BEGIN DOCUMENT SEGMENT

Which Sentry metrics should you track in Metabase?

MetricDefinitionNotes
Error rateFailed or error events divided by total events or requests.Pin the denominator: requests, sessions, or users.
Incident countQualifying incidents per period, segmented by severity.Define what counts as an incident once.
MTTRMedian time from failure start to service restored.Use median and p90, not the mean.
Change failure rateDeployments causing a failure divided by all deployments.Join releases to error spikes to attribute failures.

What SQL powers Sentry dashboards in Metabase?

These assume a cleaned analytical model in a warehouse (PostgreSQL dialect). Adjust table and column names to match your pipeline.

New vs. resolved error groups by weekPostgreSQL

Whether fixes are keeping up with inflow.

SELECT
  date_trunc('week', first_seen_at) AS week,
  COUNT(*) AS new_error_groups,
  COUNT(*) FILTER (WHERE resolved_at IS NOT NULL) AS since_resolved
FROM error_groups
WHERE environment = 'production'
GROUP BY 1
ORDER BY 1;
Error rate by releasePostgreSQL

Release quality from rollups joined to release metadata.

SELECT
  r.version AS release,
  SUM(e.event_count) AS error_events,
  COUNT(DISTINCT e.error_group_id) AS distinct_groups,
  ROUND(
    1.0 * SUM(e.event_count) / NULLIF(MAX(r.sessions), 0), 4
  ) AS errors_per_session
FROM error_rollups e
JOIN releases r ON r.id = e.release_id
WHERE e.environment = 'production'
GROUP BY r.version
ORDER BY MIN(r.released_at) DESC;
Top open error groups by affected usersPostgreSQL

The triage table: impact first.

SELECT
  g.title,
  g.service,
  SUM(e.affected_users) AS affected_users,
  SUM(e.event_count) AS events
FROM error_rollups e
JOIN error_groups g ON g.id = e.error_group_id
WHERE e.window_start >= CURRENT_DATE - INTERVAL '30 days'
  AND g.resolved_at IS NULL
GROUP BY g.title, g.service
ORDER BY affected_users DESC
LIMIT 20;

What are common mistakes when analyzing Sentry in Metabase?

Syncing the raw event firehose into the warehouse.→ Land rollups, entities, and incident- or group-grain tables. Raw telemetry belongs in Sentry; the warehouse is for trends and joins.
Trending raw error counts without a traffic denominator.→ More users means more errors. Report error rate against requests or sessions, or caveat volume-only cards.
Mixing environments in headline numbers.→ Keep production separate from staging and development; one noisy test environment can drown the signal.
Building dashboards from live MCP lookups only.→ MCP is useful for exploration; durable dashboards need a database-backed model with history.

END DOCUMENT SEGMENT
BEGIN EXERCISE DATA

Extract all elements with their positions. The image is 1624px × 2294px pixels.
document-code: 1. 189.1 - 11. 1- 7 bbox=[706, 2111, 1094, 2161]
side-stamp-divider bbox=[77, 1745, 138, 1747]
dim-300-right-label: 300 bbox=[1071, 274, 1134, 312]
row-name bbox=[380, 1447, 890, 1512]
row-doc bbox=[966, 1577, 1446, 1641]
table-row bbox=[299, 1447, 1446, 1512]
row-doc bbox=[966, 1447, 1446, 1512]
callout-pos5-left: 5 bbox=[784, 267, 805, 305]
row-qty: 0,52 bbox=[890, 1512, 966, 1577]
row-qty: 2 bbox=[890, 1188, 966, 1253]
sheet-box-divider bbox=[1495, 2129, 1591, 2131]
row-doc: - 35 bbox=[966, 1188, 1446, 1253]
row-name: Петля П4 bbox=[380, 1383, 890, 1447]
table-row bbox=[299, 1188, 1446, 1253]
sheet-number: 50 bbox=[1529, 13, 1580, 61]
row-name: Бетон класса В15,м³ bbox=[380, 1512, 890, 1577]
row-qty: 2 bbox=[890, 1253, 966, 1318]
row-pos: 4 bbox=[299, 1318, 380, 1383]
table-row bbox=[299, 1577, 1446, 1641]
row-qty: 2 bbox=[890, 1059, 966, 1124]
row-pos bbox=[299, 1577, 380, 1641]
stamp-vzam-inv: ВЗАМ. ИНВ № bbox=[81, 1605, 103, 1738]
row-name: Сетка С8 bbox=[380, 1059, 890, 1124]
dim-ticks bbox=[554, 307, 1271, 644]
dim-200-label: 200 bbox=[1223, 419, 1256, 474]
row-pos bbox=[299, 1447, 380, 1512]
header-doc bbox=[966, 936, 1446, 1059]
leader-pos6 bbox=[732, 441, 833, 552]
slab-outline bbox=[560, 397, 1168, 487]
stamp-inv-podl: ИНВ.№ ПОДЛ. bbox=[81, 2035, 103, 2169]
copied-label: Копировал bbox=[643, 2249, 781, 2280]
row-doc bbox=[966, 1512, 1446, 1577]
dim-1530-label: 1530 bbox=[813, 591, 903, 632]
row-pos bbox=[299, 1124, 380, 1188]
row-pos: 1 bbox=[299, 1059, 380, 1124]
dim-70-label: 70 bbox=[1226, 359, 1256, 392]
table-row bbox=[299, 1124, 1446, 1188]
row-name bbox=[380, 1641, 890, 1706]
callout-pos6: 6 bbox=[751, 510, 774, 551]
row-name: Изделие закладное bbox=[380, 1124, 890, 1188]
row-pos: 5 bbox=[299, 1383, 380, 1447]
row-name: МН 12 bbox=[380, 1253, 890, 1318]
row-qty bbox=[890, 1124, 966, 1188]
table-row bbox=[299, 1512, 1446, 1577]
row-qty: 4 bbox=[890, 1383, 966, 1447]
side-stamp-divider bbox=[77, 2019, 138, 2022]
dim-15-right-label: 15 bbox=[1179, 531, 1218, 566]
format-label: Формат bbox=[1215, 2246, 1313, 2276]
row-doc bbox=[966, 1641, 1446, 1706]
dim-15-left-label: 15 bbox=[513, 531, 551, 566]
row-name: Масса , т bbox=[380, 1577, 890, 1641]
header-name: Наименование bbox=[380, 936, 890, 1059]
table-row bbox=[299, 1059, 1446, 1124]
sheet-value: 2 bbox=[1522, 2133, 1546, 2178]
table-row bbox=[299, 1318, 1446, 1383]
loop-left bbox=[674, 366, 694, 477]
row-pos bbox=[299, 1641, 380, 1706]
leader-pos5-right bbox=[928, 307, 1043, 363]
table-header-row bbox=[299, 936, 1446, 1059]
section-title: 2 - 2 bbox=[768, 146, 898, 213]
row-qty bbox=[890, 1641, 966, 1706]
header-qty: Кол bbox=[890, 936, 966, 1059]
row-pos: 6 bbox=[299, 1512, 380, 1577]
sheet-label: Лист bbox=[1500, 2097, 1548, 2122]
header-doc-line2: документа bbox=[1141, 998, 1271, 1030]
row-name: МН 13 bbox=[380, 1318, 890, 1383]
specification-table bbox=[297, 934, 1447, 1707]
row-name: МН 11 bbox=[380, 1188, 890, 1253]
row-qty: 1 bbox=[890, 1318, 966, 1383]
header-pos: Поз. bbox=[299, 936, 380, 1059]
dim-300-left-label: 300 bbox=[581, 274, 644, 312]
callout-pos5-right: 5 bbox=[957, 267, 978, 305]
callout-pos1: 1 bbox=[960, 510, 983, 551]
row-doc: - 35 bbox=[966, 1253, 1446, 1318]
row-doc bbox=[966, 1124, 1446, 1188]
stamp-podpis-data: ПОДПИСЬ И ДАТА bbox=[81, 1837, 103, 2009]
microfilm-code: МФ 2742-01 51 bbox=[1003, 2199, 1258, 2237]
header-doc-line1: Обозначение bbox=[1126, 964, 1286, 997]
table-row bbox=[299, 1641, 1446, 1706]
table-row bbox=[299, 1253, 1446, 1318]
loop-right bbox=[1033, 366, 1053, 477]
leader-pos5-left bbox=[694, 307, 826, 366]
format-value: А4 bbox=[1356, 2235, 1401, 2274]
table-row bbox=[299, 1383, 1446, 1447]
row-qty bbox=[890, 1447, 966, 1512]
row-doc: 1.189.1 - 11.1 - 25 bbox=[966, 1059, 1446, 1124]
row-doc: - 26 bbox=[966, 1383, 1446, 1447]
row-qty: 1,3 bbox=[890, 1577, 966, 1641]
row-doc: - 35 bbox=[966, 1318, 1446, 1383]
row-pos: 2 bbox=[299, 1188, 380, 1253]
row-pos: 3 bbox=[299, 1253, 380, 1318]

END EXERCISE DATA

▶ _EXERCISE REQUIREMENTS_:
A) Transcribe everything in the text on Sentry metrics in Metabase from "Change failure rateDeployments" down to "match your pipeline.".
B) Name every database table that the SQL queries in the text on Sentry metrics in Metabase read from in a FROM or JOIN clause.

▶ _PROBLEM SOLUTIONS_:
A)
Change failure rateDeployments causing a failure divided by all deployments.Join releases to error spikes to attribute failures.

What SQL powers Sentry dashboards in Metabase?

These assume a cleaned analytical model in a warehouse (PostgreSQL dialect). Adjust table and column names to match your pipeline.

B)
- error_groups
- error_rollups
- releases